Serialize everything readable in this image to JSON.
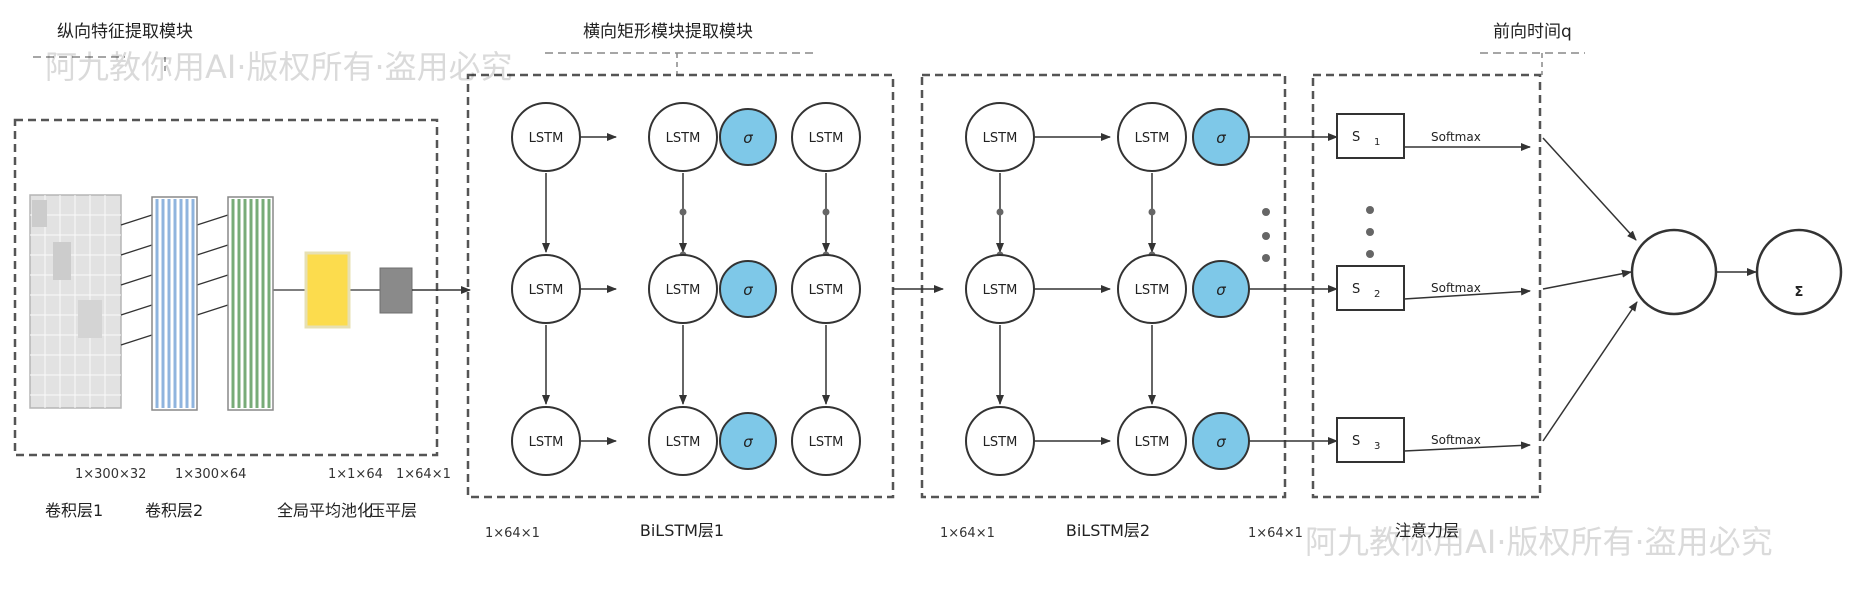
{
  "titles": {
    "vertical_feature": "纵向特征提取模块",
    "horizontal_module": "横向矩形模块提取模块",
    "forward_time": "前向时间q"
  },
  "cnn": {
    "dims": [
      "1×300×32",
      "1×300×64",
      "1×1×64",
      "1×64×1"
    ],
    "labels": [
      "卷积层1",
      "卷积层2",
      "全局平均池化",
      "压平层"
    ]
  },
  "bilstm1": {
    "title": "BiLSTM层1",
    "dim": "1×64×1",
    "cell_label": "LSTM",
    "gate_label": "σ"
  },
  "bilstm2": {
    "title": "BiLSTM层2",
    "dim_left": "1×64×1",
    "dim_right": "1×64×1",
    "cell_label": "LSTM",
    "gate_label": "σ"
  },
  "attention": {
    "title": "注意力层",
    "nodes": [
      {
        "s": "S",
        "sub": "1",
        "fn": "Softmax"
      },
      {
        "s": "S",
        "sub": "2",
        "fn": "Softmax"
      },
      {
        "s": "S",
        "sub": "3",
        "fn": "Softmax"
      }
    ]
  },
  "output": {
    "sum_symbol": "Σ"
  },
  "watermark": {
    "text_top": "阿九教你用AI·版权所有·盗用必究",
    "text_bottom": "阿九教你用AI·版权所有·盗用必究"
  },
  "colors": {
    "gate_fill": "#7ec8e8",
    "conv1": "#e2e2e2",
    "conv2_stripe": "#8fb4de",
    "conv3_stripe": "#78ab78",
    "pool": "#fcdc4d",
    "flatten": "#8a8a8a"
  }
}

--

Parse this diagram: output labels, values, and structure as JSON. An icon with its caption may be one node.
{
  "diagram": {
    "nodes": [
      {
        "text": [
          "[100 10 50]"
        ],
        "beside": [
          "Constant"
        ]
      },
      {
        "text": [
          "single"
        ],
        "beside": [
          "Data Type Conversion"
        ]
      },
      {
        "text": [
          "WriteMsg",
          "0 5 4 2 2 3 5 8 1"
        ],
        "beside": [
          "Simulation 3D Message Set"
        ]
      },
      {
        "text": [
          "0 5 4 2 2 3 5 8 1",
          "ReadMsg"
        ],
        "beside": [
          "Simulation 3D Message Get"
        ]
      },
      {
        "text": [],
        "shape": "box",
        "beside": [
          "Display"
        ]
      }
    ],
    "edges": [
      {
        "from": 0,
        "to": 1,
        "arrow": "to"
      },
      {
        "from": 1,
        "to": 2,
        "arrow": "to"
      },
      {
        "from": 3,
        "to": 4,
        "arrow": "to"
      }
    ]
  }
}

What this task involves: Identify every line above that includes the word "阿九教你用AI", and show those lines.

Expected answer:
    "text_top": "阿九教你用AI·版权所有·盗用必究",
    "text_bottom": "阿九教你用AI·版权所有·盗用必究"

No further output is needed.